>>>

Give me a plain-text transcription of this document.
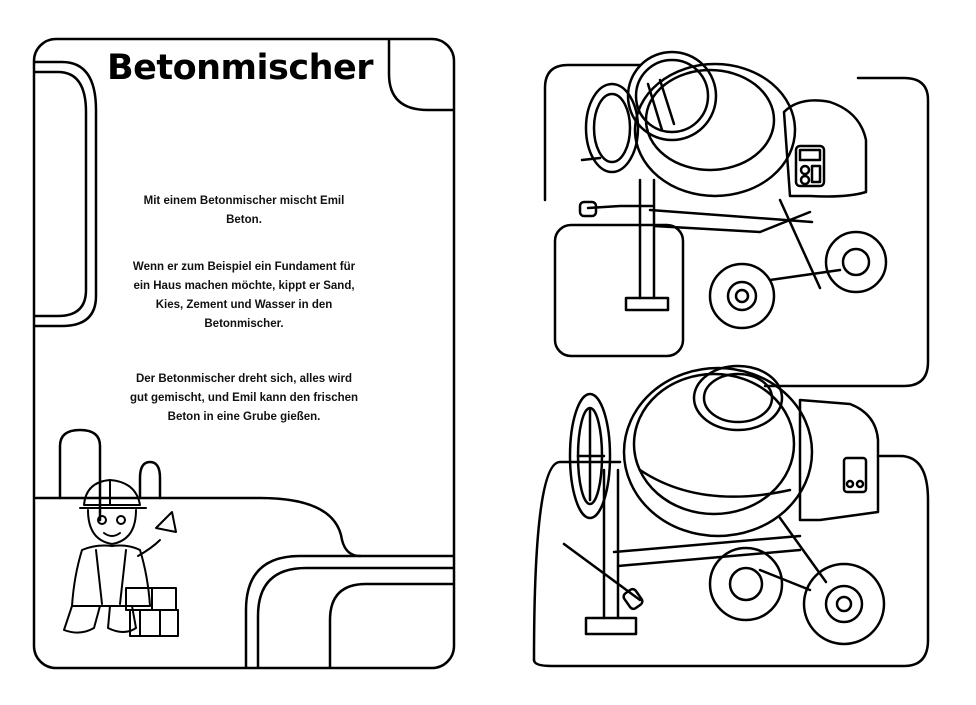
Betonmischer
Mit einem Betonmischer mischt Emil Beton.
Wenn er zum Beispiel ein Fundament für ein Haus machen möchte, kippt er Sand, Kies, Zement und Wasser in den Betonmischer.
Der Betonmischer dreht sich, alles wird gut gemischt, und Emil kann den frischen Beton in eine Grube gießen.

<<<

**What is expected:** Reproduce each record from above exactly; pictures do not belong in the copy.

**Result:**
Give me a plain-text transcription of this document.
Betonmischer
Mit einem Betonmischer mischt Emil Beton.
Wenn er zum Beispiel ein Fundament für ein Haus machen möchte, kippt er Sand, Kies, Zement und Wasser in den Betonmischer.
Der Betonmischer dreht sich, alles wird gut gemischt, und Emil kann den frischen Beton in eine Grube gießen.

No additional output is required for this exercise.